• The problem: How many lines of the records below contain the word "Convert"? Answer with the number alone.

• Source records:

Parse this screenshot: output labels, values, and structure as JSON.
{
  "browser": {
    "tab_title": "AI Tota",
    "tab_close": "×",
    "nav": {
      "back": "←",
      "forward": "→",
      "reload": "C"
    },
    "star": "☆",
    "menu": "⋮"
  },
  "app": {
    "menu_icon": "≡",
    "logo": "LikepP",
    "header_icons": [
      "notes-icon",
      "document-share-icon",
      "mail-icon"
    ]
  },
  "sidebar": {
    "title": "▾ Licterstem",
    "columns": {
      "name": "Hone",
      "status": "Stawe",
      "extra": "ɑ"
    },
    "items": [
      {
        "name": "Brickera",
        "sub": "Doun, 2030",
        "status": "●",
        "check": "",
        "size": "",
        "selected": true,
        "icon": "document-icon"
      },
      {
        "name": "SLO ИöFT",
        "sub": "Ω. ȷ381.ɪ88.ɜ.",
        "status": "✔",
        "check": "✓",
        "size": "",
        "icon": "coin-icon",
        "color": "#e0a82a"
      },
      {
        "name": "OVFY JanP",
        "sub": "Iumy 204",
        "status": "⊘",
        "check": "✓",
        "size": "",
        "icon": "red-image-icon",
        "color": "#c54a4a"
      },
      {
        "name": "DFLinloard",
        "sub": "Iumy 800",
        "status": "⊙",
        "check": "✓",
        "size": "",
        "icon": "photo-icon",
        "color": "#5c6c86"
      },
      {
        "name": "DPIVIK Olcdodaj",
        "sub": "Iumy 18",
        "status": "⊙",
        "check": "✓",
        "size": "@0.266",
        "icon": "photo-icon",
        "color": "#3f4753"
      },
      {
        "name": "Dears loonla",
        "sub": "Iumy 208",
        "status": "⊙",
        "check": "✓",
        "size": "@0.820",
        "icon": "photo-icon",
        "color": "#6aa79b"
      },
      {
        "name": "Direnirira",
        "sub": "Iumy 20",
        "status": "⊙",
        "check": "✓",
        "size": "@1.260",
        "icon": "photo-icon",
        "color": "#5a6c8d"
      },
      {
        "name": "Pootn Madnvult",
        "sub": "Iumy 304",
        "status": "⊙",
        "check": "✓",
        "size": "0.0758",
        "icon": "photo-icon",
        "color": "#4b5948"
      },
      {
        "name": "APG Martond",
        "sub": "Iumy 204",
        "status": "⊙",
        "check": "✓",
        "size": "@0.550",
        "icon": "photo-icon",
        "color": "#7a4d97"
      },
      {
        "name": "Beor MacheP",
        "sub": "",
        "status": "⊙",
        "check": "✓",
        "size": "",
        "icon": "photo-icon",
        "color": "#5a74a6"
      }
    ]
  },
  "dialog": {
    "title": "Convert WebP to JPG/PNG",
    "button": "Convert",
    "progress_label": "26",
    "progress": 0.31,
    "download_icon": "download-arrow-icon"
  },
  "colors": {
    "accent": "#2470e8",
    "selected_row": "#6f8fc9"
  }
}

• Expected answer: 2